● **What to produce**
Show all lines holding the string "orange".

● **Data**
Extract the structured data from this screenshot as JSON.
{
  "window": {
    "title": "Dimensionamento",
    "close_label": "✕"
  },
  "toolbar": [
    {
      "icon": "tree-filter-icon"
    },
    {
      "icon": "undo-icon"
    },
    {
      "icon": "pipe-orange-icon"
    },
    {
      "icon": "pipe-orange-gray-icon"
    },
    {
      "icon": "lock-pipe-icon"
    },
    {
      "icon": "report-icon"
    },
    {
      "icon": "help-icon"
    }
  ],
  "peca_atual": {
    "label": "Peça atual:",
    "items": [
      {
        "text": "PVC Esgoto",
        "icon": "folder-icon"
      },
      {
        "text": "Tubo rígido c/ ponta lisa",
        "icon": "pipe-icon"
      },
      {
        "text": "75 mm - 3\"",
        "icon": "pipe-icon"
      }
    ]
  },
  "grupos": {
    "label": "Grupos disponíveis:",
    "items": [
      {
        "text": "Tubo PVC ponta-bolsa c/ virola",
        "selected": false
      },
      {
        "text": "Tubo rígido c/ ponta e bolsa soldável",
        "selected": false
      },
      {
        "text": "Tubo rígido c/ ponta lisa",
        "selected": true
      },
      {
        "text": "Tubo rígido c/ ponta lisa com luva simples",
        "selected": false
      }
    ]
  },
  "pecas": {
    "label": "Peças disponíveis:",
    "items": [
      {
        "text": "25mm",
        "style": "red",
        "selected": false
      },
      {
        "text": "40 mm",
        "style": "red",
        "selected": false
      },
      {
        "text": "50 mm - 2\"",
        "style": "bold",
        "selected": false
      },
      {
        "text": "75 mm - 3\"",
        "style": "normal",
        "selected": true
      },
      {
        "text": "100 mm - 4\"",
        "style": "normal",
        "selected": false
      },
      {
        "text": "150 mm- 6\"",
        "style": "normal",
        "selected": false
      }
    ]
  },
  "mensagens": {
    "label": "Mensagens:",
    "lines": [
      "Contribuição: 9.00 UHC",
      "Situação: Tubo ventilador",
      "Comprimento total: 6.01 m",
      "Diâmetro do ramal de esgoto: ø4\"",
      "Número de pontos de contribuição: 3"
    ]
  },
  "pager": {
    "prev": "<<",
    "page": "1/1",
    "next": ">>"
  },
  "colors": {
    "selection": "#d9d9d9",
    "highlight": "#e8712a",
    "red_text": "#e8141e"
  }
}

● **Response for this exercise**
      "icon": "pipe-orange-icon"
      "icon": "pipe-orange-gray-icon"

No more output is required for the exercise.